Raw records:
---

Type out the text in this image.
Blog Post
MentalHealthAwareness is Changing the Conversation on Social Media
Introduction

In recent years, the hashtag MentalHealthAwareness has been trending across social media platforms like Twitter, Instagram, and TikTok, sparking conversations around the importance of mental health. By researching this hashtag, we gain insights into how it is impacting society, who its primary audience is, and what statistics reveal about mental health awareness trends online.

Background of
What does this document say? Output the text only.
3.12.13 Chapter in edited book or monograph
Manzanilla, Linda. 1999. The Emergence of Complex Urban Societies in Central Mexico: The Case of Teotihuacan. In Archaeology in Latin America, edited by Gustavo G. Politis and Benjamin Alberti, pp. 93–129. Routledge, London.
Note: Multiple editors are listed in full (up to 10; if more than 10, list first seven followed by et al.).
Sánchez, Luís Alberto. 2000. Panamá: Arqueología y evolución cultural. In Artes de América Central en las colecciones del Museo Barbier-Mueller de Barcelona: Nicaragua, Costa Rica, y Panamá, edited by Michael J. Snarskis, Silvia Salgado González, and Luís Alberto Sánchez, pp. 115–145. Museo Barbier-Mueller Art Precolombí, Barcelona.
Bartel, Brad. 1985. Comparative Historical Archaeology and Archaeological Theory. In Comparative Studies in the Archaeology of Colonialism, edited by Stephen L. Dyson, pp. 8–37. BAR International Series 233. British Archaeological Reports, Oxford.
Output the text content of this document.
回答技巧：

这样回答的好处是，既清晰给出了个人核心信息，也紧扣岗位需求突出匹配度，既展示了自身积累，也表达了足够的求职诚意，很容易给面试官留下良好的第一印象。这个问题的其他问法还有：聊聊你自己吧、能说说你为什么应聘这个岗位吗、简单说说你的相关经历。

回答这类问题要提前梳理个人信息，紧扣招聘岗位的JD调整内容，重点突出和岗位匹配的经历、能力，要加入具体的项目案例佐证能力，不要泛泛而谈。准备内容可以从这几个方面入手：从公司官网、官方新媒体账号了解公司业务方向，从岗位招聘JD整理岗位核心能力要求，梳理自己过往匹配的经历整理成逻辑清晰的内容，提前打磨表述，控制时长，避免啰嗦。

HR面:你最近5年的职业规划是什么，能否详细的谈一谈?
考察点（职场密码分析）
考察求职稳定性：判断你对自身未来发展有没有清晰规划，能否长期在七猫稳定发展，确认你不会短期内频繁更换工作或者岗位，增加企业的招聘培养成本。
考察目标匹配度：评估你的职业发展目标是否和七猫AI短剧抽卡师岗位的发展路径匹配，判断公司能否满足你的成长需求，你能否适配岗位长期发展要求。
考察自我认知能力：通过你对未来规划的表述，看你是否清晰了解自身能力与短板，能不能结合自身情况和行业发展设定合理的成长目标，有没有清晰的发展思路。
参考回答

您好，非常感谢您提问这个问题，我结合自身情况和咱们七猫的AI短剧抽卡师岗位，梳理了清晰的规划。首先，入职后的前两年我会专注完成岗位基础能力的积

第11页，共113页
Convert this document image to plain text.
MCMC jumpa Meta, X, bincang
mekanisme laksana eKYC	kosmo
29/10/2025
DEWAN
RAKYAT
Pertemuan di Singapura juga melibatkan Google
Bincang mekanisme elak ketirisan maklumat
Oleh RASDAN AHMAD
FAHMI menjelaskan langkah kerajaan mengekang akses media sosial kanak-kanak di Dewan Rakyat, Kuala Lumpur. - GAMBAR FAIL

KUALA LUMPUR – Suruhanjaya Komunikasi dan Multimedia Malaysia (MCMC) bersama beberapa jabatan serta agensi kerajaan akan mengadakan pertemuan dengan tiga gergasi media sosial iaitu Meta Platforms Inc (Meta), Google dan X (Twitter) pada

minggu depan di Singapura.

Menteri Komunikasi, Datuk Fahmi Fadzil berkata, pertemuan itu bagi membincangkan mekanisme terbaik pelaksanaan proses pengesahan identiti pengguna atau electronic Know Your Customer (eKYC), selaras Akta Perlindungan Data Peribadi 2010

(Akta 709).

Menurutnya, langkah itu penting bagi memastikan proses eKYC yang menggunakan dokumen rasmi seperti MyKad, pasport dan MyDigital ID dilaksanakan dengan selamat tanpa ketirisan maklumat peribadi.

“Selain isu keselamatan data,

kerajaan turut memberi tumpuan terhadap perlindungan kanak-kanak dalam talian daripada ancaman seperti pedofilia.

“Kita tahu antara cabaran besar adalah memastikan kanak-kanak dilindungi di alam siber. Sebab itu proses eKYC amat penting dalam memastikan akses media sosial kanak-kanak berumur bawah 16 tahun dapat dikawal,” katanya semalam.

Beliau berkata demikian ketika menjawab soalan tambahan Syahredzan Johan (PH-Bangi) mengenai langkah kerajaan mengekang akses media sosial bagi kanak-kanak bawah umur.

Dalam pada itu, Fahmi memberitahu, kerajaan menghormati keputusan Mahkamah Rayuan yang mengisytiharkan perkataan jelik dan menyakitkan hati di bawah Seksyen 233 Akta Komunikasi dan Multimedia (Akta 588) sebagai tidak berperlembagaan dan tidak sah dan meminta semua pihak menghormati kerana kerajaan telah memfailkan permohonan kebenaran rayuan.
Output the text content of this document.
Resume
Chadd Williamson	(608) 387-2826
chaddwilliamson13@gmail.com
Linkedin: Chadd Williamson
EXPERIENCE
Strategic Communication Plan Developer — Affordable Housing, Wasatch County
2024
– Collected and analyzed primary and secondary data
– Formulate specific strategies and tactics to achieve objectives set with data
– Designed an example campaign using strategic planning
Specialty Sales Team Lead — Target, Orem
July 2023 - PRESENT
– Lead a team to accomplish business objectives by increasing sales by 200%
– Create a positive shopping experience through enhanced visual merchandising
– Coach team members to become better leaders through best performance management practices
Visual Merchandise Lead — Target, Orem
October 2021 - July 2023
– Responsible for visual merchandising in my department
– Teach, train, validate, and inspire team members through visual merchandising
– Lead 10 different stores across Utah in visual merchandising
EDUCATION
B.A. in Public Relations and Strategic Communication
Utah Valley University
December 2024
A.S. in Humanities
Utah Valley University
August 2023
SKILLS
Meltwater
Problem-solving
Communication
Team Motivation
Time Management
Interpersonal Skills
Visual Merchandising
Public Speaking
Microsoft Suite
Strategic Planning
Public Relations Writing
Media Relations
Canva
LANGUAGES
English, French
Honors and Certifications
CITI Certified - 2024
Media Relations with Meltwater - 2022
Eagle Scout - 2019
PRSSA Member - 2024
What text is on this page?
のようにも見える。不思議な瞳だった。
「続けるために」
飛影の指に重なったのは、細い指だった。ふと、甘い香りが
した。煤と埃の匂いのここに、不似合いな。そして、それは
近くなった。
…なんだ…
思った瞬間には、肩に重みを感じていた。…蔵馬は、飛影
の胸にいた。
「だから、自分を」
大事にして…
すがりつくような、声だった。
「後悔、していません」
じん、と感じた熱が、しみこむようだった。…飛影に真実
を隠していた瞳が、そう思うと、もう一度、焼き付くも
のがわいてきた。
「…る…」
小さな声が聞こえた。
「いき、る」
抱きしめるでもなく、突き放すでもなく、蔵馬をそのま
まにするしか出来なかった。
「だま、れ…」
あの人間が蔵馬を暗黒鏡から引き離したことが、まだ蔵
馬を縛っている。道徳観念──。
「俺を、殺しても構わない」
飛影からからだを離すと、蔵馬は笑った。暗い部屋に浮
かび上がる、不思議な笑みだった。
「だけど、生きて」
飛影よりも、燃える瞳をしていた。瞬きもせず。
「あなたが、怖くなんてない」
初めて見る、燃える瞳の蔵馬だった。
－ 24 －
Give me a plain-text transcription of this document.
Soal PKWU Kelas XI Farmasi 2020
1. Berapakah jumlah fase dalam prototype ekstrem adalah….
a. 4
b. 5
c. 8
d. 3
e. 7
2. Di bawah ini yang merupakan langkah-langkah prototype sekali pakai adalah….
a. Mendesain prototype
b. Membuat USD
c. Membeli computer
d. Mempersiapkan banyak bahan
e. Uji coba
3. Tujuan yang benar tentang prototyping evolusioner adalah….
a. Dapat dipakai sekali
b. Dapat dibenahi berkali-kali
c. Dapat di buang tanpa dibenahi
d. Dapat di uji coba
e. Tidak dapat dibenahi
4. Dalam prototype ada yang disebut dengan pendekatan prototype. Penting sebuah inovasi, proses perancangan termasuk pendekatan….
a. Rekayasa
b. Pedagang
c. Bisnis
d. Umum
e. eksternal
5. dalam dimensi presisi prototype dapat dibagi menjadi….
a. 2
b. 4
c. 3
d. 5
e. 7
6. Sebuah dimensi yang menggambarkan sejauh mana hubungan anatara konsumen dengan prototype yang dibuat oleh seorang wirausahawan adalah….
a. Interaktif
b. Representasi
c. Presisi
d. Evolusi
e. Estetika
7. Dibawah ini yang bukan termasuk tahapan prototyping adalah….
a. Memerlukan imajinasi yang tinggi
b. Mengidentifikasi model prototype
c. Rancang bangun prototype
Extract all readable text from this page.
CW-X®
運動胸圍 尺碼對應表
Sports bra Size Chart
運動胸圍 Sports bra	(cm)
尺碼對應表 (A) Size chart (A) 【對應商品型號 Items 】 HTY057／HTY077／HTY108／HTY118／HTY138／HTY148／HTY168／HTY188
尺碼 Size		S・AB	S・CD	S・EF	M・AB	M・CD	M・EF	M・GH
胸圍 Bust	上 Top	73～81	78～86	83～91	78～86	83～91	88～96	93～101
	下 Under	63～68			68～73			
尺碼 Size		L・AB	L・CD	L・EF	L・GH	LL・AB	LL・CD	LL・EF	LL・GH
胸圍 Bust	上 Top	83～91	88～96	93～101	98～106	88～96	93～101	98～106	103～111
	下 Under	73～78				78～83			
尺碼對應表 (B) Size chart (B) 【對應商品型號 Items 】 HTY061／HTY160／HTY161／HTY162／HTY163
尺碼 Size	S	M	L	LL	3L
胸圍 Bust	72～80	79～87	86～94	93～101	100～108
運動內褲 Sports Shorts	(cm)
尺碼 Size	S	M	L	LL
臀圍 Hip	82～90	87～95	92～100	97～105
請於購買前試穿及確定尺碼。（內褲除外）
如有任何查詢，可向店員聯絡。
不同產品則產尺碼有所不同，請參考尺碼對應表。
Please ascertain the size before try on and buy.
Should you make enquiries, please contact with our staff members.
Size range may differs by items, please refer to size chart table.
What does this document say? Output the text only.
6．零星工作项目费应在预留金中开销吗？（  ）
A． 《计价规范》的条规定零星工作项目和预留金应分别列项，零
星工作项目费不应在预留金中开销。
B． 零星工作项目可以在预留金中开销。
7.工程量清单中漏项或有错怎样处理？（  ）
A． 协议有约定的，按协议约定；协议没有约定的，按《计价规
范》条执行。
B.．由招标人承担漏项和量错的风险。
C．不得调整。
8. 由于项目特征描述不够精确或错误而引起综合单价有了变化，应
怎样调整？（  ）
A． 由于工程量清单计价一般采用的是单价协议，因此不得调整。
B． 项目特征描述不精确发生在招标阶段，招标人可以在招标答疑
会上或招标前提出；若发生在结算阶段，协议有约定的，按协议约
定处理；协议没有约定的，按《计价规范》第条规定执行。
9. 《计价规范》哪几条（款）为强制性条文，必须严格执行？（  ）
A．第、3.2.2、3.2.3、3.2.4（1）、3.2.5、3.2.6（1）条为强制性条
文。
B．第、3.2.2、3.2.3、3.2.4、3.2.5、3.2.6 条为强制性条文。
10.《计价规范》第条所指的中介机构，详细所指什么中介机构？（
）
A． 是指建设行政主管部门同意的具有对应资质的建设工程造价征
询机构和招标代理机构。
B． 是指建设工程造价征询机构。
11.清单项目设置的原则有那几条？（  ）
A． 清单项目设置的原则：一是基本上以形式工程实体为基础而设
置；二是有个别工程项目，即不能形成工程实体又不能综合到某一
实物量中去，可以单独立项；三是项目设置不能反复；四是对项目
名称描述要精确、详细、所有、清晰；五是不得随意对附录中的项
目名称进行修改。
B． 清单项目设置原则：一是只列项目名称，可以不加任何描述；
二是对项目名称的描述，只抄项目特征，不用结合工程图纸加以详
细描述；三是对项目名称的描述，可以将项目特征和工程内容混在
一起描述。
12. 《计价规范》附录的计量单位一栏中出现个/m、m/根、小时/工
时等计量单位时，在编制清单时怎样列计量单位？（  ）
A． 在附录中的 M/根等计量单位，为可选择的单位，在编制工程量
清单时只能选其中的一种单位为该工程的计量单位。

---

Copy exactly the line containing "Extract all readable text from this page." and every line after it, ending with the last line of the records above.

Extract all readable text from this page.
CW-X®
運動胸圍 尺碼對應表
Sports bra Size Chart
運動胸圍 Sports bra	(cm)
尺碼對應表 (A) Size chart (A) 【對應商品型號 Items 】 HTY057／HTY077／HTY108／HTY118／HTY138／HTY148／HTY168／HTY188
尺碼 Size		S・AB	S・CD	S・EF	M・AB	M・CD	M・EF	M・GH
胸圍 Bust	上 Top	73～81	78～86	83～91	78～86	83～91	88～96	93～101
	下 Under	63～68			68～73			
尺碼 Size		L・AB	L・CD	L・EF	L・GH	LL・AB	LL・CD	LL・EF	LL・GH
胸圍 Bust	上 Top	83～91	88～96	93～101	98～106	88～96	93～101	98～106	103～111
	下 Under	73～78				78～83			
尺碼對應表 (B) Size chart (B) 【對應商品型號 Items 】 HTY061／HTY160／HTY161／HTY162／HTY163
尺碼 Size	S	M	L	LL	3L
胸圍 Bust	72～80	79～87	86～94	93～101	100～108
運動內褲 Sports Shorts	(cm)
尺碼 Size	S	M	L	LL
臀圍 Hip	82～90	87～95	92～100	97～105
請於購買前試穿及確定尺碼。（內褲除外）
如有任何查詢，可向店員聯絡。
不同產品則產尺碼有所不同，請參考尺碼對應表。
Please ascertain the size before try on and buy.
Should you make enquiries, please contact with our staff members.
Size range may differs by items, please refer to size chart table.
What does this document say? Output the text only.
6．零星工作项目费应在预留金中开销吗？（  ）
A． 《计价规范》的条规定零星工作项目和预留金应分别列项，零
星工作项目费不应在预留金中开销。
B． 零星工作项目可以在预留金中开销。
7.工程量清单中漏项或有错怎样处理？（  ）
A． 协议有约定的，按协议约定；协议没有约定的，按《计价规
范》条执行。
B.．由招标人承担漏项和量错的风险。
C．不得调整。
8. 由于项目特征描述不够精确或错误而引起综合单价有了变化，应
怎样调整？（  ）
A． 由于工程量清单计价一般采用的是单价协议，因此不得调整。
B． 项目特征描述不精确发生在招标阶段，招标人可以在招标答疑
会上或招标前提出；若发生在结算阶段，协议有约定的，按协议约
定处理；协议没有约定的，按《计价规范》第条规定执行。
9. 《计价规范》哪几条（款）为强制性条文，必须严格执行？（  ）
A．第、3.2.2、3.2.3、3.2.4（1）、3.2.5、3.2.6（1）条为强制性条
文。
B．第、3.2.2、3.2.3、3.2.4、3.2.5、3.2.6 条为强制性条文。
10.《计价规范》第条所指的中介机构，详细所指什么中介机构？（
）
A． 是指建设行政主管部门同意的具有对应资质的建设工程造价征
询机构和招标代理机构。
B． 是指建设工程造价征询机构。
11.清单项目设置的原则有那几条？（  ）
A． 清单项目设置的原则：一是基本上以形式工程实体为基础而设
置；二是有个别工程项目，即不能形成工程实体又不能综合到某一
实物量中去，可以单独立项；三是项目设置不能反复；四是对项目
名称描述要精确、详细、所有、清晰；五是不得随意对附录中的项
目名称进行修改。
B． 清单项目设置原则：一是只列项目名称，可以不加任何描述；
二是对项目名称的描述，只抄项目特征，不用结合工程图纸加以详
细描述；三是对项目名称的描述，可以将项目特征和工程内容混在
一起描述。
12. 《计价规范》附录的计量单位一栏中出现个/m、m/根、小时/工
时等计量单位时，在编制清单时怎样列计量单位？（  ）
A． 在附录中的 M/根等计量单位，为可选择的单位，在编制工程量
清单时只能选其中的一种单位为该工程的计量单位。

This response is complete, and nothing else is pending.